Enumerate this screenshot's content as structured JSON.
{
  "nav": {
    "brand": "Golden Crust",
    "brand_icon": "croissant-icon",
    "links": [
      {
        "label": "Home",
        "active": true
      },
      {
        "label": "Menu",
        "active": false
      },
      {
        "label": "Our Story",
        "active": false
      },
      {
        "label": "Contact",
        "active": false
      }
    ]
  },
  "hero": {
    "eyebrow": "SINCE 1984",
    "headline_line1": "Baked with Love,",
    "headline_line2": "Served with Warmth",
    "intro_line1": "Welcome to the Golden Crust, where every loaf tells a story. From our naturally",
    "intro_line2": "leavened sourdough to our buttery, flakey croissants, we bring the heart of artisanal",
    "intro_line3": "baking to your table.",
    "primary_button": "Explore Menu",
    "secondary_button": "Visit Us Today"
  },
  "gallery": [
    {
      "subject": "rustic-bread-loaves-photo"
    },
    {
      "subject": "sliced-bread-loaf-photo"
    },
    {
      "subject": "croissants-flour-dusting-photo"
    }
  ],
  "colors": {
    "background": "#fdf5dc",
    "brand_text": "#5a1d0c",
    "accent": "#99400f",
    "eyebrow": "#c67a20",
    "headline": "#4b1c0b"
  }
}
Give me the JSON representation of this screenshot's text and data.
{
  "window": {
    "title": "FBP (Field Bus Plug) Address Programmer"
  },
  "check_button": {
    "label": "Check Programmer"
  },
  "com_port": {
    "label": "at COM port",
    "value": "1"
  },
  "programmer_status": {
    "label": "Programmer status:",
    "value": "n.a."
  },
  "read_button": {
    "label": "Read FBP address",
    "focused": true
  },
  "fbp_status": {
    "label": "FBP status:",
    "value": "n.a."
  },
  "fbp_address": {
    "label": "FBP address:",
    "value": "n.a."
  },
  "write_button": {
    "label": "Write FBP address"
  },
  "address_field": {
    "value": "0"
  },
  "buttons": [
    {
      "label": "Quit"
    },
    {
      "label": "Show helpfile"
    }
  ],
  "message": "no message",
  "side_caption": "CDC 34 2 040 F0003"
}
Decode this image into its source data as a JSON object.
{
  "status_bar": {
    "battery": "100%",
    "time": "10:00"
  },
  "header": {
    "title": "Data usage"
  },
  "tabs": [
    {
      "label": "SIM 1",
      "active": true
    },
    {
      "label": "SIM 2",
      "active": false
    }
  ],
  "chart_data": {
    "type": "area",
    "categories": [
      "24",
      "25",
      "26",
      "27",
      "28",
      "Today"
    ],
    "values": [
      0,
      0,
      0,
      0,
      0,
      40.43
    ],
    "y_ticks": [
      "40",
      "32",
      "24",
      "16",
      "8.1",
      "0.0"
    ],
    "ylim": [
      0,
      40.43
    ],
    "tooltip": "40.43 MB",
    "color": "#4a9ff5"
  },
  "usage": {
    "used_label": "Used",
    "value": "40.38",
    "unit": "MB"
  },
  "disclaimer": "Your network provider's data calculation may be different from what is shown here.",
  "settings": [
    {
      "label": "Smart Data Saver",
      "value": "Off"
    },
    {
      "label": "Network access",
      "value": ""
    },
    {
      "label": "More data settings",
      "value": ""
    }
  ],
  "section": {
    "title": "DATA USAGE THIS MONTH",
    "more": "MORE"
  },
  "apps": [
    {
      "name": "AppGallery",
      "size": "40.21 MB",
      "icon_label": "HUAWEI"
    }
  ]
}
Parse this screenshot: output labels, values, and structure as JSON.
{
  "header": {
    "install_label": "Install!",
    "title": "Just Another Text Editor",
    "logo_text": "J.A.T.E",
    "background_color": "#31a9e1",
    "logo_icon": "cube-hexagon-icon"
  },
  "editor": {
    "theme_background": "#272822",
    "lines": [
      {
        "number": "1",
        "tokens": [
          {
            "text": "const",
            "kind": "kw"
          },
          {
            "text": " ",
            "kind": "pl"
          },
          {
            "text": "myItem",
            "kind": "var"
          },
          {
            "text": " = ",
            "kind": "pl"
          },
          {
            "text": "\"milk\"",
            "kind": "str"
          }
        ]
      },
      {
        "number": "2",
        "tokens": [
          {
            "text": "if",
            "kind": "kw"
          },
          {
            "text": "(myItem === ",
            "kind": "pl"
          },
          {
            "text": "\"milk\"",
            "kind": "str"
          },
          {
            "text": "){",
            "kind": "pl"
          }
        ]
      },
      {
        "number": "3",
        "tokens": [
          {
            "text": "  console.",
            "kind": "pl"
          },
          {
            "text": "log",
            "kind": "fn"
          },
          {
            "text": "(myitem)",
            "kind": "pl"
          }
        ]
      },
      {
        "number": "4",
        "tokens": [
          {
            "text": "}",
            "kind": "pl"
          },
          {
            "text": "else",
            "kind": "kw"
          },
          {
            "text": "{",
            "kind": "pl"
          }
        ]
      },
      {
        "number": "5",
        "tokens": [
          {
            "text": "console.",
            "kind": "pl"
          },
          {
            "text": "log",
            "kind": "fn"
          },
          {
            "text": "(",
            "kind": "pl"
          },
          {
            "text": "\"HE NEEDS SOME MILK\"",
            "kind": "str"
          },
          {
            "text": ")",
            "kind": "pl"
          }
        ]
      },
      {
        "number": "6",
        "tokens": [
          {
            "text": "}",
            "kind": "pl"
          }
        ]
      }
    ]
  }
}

---+---

Set task: Pick out each line that holds the string "JSON".

Output below:
Enumerate this screenshot's content as structured JSON.
Give me the JSON representation of this screenshot's text and data.
Decode this image into its source data as a JSON object.
Parse this screenshot: output labels, values, and structure as JSON.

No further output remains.